WRITTEN INSTRUCTION:
Locate the lines that hold the string "opensearch". Copy every such line.

Data items
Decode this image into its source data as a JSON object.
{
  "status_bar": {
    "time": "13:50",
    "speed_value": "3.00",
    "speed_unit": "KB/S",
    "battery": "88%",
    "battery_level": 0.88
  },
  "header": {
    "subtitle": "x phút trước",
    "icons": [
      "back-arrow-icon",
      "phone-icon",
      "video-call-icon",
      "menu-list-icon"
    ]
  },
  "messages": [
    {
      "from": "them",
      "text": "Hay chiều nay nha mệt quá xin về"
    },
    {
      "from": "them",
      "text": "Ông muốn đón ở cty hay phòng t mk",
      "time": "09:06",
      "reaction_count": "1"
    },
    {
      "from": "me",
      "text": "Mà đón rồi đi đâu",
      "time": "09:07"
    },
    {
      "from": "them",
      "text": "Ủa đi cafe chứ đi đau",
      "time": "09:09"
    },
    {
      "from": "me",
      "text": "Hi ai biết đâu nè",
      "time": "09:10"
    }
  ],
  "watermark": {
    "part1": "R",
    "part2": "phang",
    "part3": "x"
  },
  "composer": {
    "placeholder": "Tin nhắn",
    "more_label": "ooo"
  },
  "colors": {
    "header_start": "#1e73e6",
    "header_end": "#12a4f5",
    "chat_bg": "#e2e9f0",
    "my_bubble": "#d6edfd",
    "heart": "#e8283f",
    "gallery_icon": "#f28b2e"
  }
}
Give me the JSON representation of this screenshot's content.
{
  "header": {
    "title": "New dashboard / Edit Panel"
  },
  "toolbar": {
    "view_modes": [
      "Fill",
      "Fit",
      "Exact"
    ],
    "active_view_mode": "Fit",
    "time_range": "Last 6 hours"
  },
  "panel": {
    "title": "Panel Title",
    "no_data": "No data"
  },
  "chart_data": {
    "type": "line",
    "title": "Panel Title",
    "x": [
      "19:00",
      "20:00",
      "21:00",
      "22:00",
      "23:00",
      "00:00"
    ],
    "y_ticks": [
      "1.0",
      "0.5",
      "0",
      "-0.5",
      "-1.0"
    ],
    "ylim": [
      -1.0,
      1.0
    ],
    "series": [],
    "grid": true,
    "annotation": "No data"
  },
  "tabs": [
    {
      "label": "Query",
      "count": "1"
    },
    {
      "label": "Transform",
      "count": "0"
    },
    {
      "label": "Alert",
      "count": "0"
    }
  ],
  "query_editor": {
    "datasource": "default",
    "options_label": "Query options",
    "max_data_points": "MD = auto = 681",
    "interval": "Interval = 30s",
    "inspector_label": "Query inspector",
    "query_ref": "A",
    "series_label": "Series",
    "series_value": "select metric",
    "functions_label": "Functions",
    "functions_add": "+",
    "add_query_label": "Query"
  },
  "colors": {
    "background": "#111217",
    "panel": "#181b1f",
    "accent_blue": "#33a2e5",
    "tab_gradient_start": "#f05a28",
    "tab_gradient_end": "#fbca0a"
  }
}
...
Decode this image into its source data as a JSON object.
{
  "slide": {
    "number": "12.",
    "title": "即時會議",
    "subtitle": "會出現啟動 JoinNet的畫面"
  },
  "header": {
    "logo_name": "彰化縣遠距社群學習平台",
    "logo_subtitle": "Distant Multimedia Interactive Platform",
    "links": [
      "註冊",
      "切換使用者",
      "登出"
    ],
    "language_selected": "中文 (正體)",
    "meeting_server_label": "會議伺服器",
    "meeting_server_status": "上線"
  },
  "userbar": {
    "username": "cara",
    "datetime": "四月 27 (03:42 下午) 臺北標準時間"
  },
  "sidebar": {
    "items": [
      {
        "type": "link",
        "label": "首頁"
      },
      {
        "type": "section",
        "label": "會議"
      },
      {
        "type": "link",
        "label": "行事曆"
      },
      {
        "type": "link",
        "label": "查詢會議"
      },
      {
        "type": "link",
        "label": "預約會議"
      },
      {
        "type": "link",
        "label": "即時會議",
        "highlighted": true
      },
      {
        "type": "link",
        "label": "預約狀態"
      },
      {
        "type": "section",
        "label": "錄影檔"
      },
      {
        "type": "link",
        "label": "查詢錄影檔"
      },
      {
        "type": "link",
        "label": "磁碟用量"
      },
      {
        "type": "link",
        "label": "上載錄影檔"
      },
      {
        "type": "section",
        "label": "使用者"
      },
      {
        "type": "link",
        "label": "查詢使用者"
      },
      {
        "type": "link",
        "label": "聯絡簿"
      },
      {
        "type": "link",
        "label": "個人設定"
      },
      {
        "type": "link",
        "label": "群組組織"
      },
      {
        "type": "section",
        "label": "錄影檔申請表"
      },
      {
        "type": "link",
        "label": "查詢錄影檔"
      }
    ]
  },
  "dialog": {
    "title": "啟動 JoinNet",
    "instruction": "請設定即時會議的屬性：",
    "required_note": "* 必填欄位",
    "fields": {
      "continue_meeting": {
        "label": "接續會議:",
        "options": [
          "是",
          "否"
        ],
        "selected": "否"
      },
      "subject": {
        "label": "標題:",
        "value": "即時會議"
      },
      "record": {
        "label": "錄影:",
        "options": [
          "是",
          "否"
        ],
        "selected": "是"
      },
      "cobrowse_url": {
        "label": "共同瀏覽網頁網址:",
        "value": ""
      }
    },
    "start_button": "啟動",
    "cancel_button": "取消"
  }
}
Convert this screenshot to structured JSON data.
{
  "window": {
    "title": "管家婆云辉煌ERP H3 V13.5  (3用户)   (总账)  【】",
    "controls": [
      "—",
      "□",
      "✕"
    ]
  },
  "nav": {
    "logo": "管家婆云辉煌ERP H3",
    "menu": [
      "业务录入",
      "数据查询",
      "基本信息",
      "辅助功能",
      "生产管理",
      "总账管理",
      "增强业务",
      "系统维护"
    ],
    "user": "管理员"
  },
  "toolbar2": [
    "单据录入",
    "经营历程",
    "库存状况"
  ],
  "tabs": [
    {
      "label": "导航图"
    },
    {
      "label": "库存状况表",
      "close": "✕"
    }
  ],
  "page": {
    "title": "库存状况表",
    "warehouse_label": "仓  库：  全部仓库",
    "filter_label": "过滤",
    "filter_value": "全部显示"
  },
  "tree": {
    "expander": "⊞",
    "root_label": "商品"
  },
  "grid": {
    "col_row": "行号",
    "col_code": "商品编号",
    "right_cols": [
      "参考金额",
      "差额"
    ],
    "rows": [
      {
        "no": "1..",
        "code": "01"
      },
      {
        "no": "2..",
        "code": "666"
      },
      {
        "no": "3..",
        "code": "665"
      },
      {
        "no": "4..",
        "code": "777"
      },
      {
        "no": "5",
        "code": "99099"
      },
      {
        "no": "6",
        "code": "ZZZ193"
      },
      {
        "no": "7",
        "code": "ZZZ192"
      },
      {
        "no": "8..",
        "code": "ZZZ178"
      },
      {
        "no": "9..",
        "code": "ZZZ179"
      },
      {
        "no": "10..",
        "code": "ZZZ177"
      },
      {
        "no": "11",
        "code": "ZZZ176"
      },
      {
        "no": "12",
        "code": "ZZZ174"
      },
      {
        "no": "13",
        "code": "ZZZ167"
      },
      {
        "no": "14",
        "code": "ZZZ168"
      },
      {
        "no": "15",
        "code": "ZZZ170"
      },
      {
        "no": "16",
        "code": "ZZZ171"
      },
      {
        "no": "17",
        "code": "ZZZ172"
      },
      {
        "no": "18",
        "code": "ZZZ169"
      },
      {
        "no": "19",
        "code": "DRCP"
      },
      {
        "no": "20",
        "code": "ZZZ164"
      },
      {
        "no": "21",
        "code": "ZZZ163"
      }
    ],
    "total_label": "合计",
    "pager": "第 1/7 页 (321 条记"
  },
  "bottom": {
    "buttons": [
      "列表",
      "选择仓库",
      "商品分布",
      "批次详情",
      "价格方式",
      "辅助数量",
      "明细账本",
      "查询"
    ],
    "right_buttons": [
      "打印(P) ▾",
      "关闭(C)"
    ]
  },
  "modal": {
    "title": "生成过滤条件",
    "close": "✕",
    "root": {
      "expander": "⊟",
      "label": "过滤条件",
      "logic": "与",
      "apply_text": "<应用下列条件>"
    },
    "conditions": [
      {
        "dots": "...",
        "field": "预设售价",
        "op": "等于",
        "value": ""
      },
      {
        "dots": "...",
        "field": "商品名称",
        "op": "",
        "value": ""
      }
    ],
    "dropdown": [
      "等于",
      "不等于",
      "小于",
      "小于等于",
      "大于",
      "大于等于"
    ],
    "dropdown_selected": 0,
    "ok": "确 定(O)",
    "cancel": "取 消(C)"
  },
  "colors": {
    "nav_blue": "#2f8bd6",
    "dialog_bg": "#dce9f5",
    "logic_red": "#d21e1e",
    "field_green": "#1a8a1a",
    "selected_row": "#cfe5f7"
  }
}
* * *
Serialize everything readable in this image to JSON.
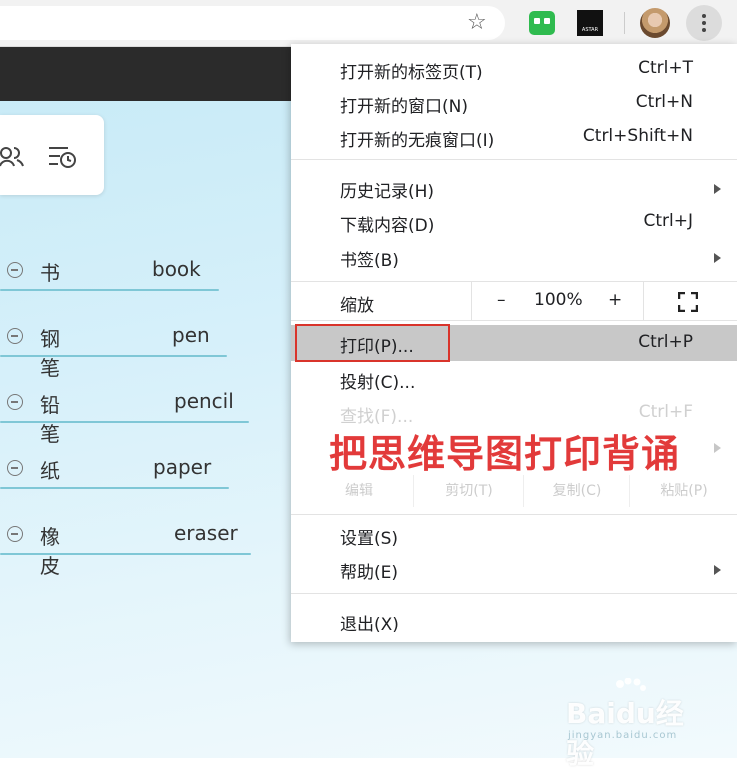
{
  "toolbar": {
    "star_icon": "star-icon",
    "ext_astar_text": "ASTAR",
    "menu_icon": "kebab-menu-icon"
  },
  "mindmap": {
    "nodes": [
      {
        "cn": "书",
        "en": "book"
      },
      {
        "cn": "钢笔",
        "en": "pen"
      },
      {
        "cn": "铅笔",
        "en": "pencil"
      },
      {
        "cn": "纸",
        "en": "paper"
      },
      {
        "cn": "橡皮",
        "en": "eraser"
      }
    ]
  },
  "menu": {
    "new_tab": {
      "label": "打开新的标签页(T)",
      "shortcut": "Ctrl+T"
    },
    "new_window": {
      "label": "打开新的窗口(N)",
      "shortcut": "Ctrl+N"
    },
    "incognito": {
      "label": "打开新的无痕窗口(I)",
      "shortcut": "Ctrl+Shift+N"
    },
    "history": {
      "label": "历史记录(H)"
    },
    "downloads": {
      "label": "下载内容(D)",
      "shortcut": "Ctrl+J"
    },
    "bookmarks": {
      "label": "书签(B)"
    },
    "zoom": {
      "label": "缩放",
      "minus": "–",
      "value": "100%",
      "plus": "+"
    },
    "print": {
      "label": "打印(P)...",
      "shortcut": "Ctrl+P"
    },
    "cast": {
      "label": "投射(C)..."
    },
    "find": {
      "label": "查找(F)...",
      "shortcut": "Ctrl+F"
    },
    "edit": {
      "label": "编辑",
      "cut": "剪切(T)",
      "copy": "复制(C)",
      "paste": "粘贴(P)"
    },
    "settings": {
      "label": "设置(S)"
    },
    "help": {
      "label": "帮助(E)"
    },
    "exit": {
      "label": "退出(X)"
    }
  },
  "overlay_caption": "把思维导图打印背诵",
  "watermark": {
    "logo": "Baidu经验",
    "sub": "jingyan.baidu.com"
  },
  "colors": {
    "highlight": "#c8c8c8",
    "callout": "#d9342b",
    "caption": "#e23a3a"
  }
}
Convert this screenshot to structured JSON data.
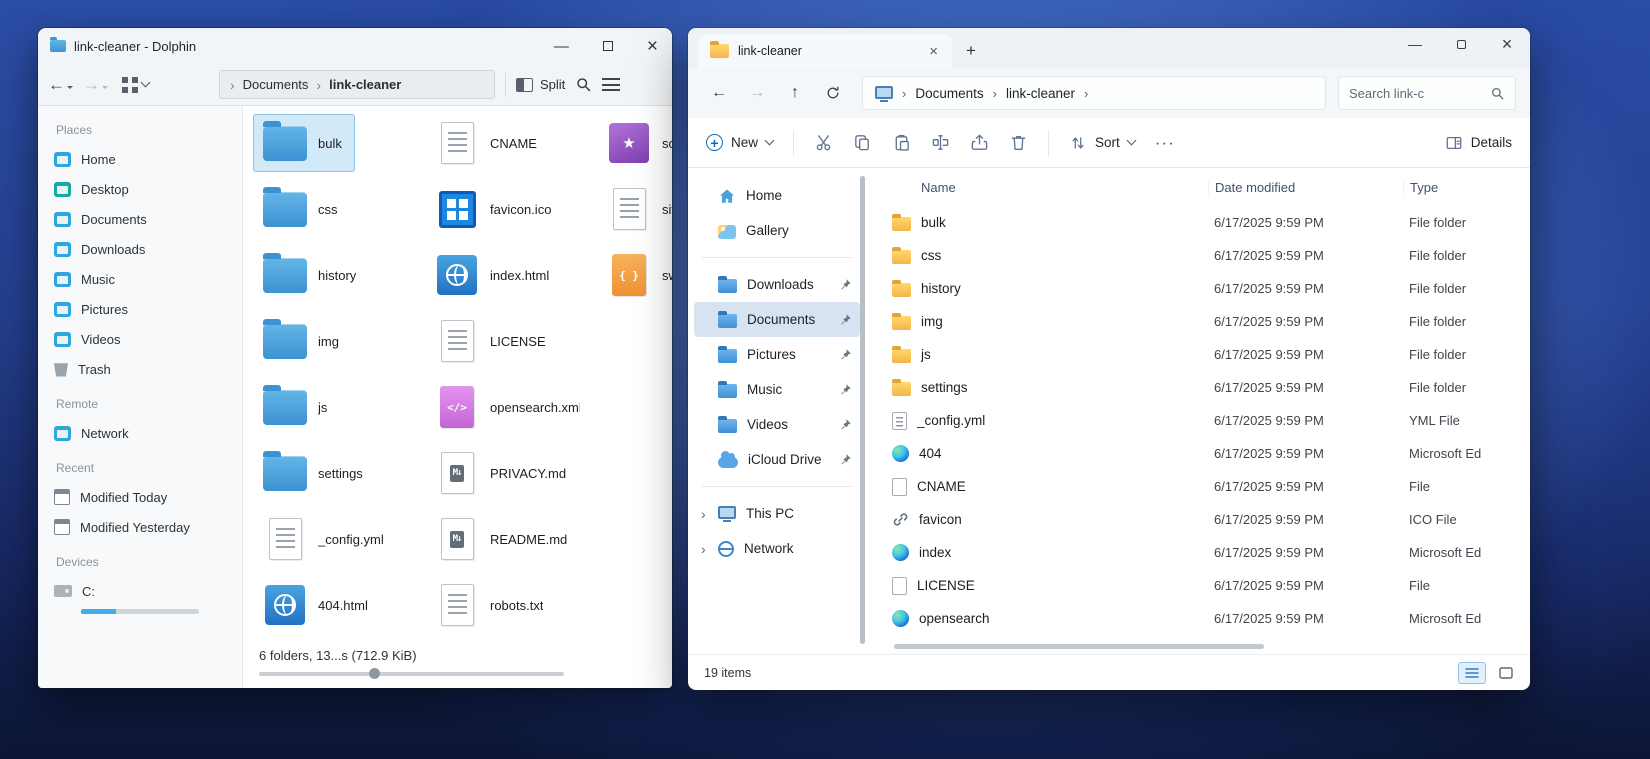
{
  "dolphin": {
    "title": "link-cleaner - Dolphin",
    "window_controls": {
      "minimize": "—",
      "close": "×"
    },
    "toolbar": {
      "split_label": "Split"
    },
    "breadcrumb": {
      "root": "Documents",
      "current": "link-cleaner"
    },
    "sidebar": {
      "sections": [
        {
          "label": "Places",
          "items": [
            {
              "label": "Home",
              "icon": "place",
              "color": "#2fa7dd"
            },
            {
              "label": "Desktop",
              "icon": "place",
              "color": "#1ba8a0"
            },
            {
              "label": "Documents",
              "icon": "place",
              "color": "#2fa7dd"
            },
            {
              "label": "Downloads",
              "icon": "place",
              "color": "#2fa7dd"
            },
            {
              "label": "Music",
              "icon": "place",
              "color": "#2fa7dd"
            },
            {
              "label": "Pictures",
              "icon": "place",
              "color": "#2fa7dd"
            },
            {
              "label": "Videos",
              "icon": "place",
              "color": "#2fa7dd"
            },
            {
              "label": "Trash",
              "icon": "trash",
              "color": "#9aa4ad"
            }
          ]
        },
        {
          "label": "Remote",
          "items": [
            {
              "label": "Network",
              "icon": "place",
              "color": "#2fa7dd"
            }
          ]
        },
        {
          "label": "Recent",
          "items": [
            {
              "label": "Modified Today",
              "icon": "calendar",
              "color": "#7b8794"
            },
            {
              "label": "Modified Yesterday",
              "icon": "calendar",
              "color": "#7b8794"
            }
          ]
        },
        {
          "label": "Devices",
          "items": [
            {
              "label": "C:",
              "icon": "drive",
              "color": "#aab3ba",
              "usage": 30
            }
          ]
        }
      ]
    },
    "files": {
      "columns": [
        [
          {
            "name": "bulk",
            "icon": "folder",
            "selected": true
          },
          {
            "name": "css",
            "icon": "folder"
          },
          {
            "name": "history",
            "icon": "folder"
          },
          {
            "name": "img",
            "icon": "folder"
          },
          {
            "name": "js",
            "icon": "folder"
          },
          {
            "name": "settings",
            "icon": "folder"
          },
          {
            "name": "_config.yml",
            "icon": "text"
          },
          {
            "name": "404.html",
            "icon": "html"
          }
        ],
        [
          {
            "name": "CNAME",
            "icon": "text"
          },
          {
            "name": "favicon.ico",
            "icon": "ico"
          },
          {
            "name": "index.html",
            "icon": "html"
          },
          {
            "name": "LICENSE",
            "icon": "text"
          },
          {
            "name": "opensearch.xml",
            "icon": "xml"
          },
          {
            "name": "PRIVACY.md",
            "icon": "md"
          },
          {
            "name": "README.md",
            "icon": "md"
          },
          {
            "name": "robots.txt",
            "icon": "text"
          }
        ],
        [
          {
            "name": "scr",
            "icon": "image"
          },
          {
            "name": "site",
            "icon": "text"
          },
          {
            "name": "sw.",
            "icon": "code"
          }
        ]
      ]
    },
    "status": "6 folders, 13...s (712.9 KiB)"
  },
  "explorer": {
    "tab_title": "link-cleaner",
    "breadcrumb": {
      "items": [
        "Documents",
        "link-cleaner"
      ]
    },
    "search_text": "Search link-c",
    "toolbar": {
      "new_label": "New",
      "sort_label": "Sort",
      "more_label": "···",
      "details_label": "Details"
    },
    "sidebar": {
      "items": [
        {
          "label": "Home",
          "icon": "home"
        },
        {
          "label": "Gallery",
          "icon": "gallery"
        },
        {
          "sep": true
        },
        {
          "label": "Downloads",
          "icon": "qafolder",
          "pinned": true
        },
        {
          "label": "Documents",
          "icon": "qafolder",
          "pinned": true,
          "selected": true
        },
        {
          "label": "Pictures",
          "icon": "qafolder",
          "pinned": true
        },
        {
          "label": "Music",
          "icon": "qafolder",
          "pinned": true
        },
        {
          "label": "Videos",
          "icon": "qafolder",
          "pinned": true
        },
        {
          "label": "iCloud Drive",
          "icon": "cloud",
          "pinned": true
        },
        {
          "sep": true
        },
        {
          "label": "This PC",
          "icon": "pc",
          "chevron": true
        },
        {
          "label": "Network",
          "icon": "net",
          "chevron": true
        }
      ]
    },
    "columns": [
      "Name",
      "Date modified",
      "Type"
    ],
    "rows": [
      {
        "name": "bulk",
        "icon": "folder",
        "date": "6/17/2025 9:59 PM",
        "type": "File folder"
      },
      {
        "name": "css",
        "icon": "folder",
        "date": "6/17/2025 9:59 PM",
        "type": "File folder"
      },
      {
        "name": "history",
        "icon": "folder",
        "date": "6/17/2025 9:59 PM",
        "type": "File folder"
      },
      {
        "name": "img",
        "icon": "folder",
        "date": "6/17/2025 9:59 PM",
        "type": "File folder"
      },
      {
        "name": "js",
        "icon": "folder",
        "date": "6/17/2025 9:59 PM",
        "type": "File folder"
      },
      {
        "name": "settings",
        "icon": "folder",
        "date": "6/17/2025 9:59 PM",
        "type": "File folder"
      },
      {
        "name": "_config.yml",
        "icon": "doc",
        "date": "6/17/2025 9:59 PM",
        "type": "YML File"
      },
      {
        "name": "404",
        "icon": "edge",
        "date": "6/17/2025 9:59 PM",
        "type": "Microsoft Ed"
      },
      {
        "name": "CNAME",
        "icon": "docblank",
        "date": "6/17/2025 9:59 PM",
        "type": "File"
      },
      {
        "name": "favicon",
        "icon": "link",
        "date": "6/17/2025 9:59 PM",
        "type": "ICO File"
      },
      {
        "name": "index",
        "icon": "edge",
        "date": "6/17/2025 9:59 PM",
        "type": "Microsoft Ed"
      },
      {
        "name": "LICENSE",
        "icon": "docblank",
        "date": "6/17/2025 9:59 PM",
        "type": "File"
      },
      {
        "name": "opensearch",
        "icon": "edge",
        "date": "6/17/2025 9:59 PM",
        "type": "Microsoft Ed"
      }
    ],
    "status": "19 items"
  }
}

EXERCISE SOLUTION:
            "name": "opensearch.xml",
        "name": "opensearch",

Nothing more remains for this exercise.